### Exercise description
Return all of the following lines word for word, omitting the pictures.

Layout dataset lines

========================================

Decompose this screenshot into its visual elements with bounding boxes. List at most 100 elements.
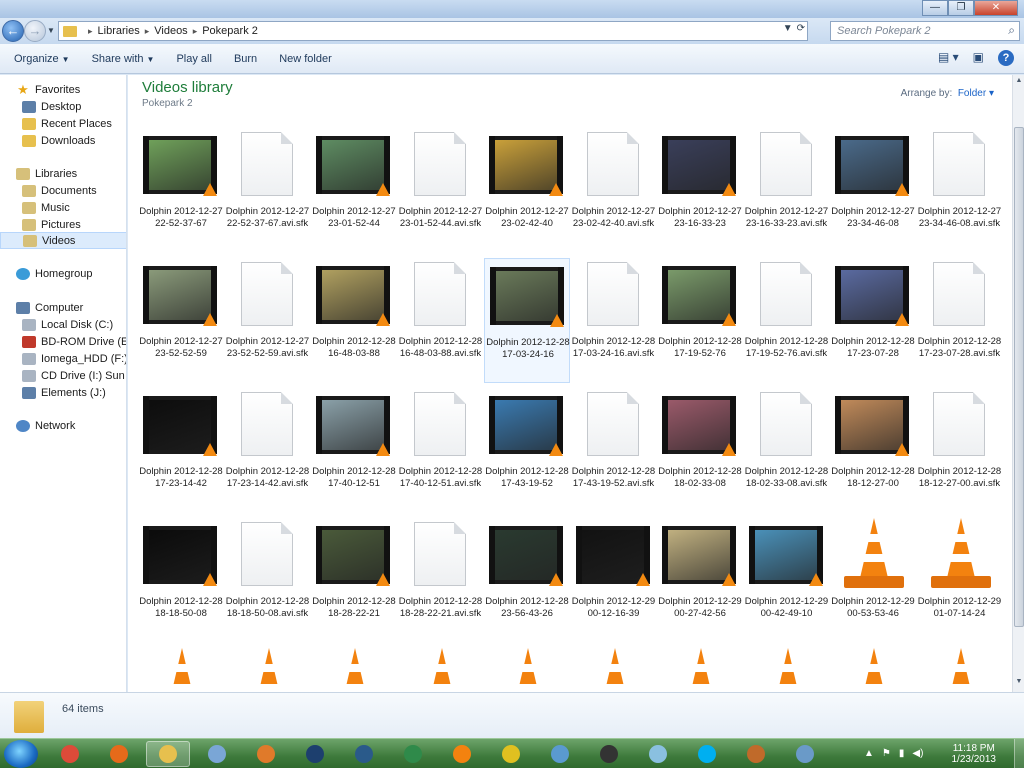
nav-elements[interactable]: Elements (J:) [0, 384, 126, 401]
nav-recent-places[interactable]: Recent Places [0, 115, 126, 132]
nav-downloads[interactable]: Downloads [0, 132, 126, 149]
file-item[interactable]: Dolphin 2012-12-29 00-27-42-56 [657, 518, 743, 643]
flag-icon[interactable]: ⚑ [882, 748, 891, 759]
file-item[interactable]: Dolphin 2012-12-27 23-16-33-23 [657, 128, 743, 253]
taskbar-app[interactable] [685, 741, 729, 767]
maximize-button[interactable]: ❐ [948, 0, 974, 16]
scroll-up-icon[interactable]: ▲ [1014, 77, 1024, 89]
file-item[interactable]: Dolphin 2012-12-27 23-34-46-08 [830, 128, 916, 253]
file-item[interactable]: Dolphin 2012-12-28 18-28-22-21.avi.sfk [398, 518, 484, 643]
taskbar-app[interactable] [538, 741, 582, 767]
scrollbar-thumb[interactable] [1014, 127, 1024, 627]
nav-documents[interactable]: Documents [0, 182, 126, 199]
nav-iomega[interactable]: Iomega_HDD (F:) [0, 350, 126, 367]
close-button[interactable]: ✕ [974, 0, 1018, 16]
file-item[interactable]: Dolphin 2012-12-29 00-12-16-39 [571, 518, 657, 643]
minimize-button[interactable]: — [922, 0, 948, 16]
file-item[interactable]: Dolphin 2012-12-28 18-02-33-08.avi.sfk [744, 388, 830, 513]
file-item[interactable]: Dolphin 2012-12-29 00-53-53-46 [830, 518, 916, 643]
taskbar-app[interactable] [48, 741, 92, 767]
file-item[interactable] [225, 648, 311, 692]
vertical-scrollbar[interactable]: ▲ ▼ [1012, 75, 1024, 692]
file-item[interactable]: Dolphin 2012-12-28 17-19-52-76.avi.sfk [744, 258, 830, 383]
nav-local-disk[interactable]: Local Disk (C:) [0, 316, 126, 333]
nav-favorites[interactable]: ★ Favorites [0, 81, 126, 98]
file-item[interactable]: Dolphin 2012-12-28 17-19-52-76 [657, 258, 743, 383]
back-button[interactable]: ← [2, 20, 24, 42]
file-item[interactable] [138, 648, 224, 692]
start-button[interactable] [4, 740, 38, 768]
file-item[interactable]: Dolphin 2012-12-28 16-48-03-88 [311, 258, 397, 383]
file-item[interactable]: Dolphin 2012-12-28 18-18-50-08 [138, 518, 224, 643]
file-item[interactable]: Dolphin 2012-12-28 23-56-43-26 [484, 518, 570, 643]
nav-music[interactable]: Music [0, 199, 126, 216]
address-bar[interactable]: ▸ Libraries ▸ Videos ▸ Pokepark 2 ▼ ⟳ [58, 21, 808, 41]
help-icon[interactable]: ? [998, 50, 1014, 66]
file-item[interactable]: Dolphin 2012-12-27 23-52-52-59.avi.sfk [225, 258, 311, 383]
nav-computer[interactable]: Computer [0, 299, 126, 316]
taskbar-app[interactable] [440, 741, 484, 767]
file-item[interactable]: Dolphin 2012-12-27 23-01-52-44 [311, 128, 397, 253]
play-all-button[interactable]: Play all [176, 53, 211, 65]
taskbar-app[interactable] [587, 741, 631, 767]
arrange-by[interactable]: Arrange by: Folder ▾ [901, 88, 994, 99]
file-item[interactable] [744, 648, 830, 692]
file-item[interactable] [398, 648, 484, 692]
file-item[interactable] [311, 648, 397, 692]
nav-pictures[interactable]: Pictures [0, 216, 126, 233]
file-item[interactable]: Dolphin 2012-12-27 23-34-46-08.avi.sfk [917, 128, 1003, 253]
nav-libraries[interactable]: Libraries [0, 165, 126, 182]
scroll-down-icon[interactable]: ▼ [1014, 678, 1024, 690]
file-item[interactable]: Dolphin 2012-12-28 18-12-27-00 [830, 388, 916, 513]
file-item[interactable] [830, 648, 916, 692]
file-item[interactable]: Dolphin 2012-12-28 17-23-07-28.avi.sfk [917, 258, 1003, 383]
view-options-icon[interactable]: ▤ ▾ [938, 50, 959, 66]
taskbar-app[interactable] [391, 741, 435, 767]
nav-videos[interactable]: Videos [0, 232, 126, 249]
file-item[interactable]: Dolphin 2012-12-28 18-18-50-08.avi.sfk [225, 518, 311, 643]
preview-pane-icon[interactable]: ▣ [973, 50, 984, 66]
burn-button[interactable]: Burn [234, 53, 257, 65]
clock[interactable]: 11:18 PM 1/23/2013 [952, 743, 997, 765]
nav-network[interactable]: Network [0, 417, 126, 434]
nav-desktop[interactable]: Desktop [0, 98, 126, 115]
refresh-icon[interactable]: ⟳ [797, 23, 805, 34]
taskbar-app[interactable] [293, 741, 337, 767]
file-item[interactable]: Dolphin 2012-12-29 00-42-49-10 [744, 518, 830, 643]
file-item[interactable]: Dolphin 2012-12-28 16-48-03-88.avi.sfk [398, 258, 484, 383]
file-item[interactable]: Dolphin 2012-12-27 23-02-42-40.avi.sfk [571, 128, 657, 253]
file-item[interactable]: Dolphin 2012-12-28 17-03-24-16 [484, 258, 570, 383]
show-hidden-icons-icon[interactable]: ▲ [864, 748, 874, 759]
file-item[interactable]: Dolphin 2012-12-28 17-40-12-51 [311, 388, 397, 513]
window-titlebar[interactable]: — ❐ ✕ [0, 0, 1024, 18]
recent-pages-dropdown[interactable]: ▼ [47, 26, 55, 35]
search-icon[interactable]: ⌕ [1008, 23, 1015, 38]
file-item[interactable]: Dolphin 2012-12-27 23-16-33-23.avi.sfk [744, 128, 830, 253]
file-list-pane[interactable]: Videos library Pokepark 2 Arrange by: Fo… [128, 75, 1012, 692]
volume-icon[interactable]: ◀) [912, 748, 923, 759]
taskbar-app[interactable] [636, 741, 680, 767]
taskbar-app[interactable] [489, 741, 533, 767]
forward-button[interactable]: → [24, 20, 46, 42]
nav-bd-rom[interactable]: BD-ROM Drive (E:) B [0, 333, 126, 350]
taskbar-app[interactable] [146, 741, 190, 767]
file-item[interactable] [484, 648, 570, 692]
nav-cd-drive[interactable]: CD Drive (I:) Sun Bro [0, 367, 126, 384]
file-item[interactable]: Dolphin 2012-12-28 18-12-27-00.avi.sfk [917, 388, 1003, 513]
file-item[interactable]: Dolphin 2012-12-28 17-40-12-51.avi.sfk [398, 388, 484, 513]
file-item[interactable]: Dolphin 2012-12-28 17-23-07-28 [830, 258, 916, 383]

========================================

### Output below
Decompose this screenshot into its visual elements with bounding boxes. List at most 100 elements.
nav-elements[interactable]: Elements (J:) [0, 384, 126, 401]
nav-recent-places[interactable]: Recent Places [0, 115, 126, 132]
nav-downloads[interactable]: Downloads [0, 132, 126, 149]
file-item[interactable]: Dolphin 2012-12-29 00-27-42-56 [657, 518, 743, 643]
flag-icon[interactable]: ⚑ [882, 748, 891, 759]
file-item[interactable]: Dolphin 2012-12-27 23-16-33-23 [657, 128, 743, 253]
taskbar-app[interactable] [685, 741, 729, 767]
maximize-button[interactable]: ❐ [948, 0, 974, 16]
scroll-up-icon[interactable]: ▲ [1014, 77, 1024, 89]
file-item[interactable]: Dolphin 2012-12-27 23-34-46-08 [830, 128, 916, 253]
file-item[interactable]: Dolphin 2012-12-28 18-28-22-21.avi.sfk [398, 518, 484, 643]
taskbar-app[interactable] [538, 741, 582, 767]
scrollbar-thumb[interactable] [1014, 127, 1024, 627]
nav-documents[interactable]: Documents [0, 182, 126, 199]
nav-iomega[interactable]: Iomega_HDD (F:) [0, 350, 126, 367]
close-button[interactable]: ✕ [974, 0, 1018, 16]
file-item[interactable]: Dolphin 2012-12-29 00-12-16-39 [571, 518, 657, 643]
minimize-button[interactable]: — [922, 0, 948, 16]
file-item[interactable]: Dolphin 2012-12-28 18-02-33-08.avi.sfk [744, 388, 830, 513]
file-item[interactable]: Dolphin 2012-12-29 00-53-53-46 [830, 518, 916, 643]
taskbar-app[interactable] [48, 741, 92, 767]
file-item[interactable] [225, 648, 311, 692]
vertical-scrollbar[interactable]: ▲ ▼ [1012, 75, 1024, 692]
file-item[interactable]: Dolphin 2012-12-28 17-19-52-76.avi.sfk [744, 258, 830, 383]
nav-local-disk[interactable]: Local Disk (C:) [0, 316, 126, 333]
nav-favorites[interactable]: ★ Favorites [0, 81, 126, 98]
file-item[interactable]: Dolphin 2012-12-28 17-19-52-76 [657, 258, 743, 383]
back-button[interactable]: ← [2, 20, 24, 42]
file-item[interactable] [138, 648, 224, 692]
start-button[interactable] [4, 740, 38, 768]
file-item[interactable]: Dolphin 2012-12-28 16-48-03-88 [311, 258, 397, 383]
file-item[interactable]: Dolphin 2012-12-28 18-18-50-08 [138, 518, 224, 643]
file-item[interactable]: Dolphin 2012-12-28 23-56-43-26 [484, 518, 570, 643]
nav-music[interactable]: Music [0, 199, 126, 216]
address-bar[interactable]: ▸ Libraries ▸ Videos ▸ Pokepark 2 ▼ ⟳ [58, 21, 808, 41]
help-icon[interactable]: ? [998, 50, 1014, 66]
file-item[interactable]: Dolphin 2012-12-27 23-52-52-59.avi.sfk [225, 258, 311, 383]
nav-computer[interactable]: Computer [0, 299, 126, 316]
taskbar-app[interactable] [440, 741, 484, 767]
file-item[interactable]: Dolphin 2012-12-27 23-01-52-44 [311, 128, 397, 253]
play-all-button[interactable]: Play all [176, 53, 211, 65]
taskbar-app[interactable] [587, 741, 631, 767]
arrange-by[interactable]: Arrange by: Folder ▾ [901, 88, 994, 99]
file-item[interactable] [744, 648, 830, 692]
file-item[interactable] [398, 648, 484, 692]
file-item[interactable] [311, 648, 397, 692]
nav-pictures[interactable]: Pictures [0, 216, 126, 233]
file-item[interactable]: Dolphin 2012-12-27 23-34-46-08.avi.sfk [917, 128, 1003, 253]
nav-libraries[interactable]: Libraries [0, 165, 126, 182]
scroll-down-icon[interactable]: ▼ [1014, 678, 1024, 690]
file-item[interactable]: Dolphin 2012-12-28 18-12-27-00 [830, 388, 916, 513]
file-item[interactable] [830, 648, 916, 692]
file-item[interactable]: Dolphin 2012-12-28 17-23-07-28.avi.sfk [917, 258, 1003, 383]
view-options-icon[interactable]: ▤ ▾ [938, 50, 959, 66]
taskbar-app[interactable] [391, 741, 435, 767]
nav-videos[interactable]: Videos [0, 232, 126, 249]
file-item[interactable]: Dolphin 2012-12-28 18-18-50-08.avi.sfk [225, 518, 311, 643]
preview-pane-icon[interactable]: ▣ [973, 50, 984, 66]
burn-button[interactable]: Burn [234, 53, 257, 65]
clock[interactable]: 11:18 PM 1/23/2013 [952, 743, 997, 765]
nav-network[interactable]: Network [0, 417, 126, 434]
nav-desktop[interactable]: Desktop [0, 98, 126, 115]
refresh-icon[interactable]: ⟳ [797, 23, 805, 34]
taskbar-app[interactable] [293, 741, 337, 767]
file-item[interactable]: Dolphin 2012-12-29 00-42-49-10 [744, 518, 830, 643]
file-item[interactable]: Dolphin 2012-12-28 16-48-03-88.avi.sfk [398, 258, 484, 383]
file-item[interactable]: Dolphin 2012-12-27 23-02-42-40.avi.sfk [571, 128, 657, 253]
file-item[interactable]: Dolphin 2012-12-28 17-03-24-16 [484, 258, 570, 383]
show-hidden-icons-icon[interactable]: ▲ [864, 748, 874, 759]
file-item[interactable]: Dolphin 2012-12-28 17-40-12-51 [311, 388, 397, 513]
window-titlebar[interactable]: — ❐ ✕ [0, 0, 1024, 18]
recent-pages-dropdown[interactable]: ▼ [47, 26, 55, 35]
search-icon[interactable]: ⌕ [1008, 23, 1015, 38]
file-item[interactable]: Dolphin 2012-12-27 23-16-33-23.avi.sfk [744, 128, 830, 253]
file-list-pane[interactable]: Videos library Pokepark 2 Arrange by: Fo… [128, 75, 1012, 692]
volume-icon[interactable]: ◀) [912, 748, 923, 759]
taskbar-app[interactable] [636, 741, 680, 767]
taskbar-app[interactable] [489, 741, 533, 767]
forward-button[interactable]: → [24, 20, 46, 42]
nav-bd-rom[interactable]: BD-ROM Drive (E:) B [0, 333, 126, 350]
taskbar-app[interactable] [146, 741, 190, 767]
file-item[interactable] [484, 648, 570, 692]
nav-cd-drive[interactable]: CD Drive (I:) Sun Bro [0, 367, 126, 384]
file-item[interactable]: Dolphin 2012-12-28 18-12-27-00.avi.sfk [917, 388, 1003, 513]
file-item[interactable]: Dolphin 2012-12-28 17-40-12-51.avi.sfk [398, 388, 484, 513]
file-item[interactable]: Dolphin 2012-12-28 17-23-07-28 [830, 258, 916, 383]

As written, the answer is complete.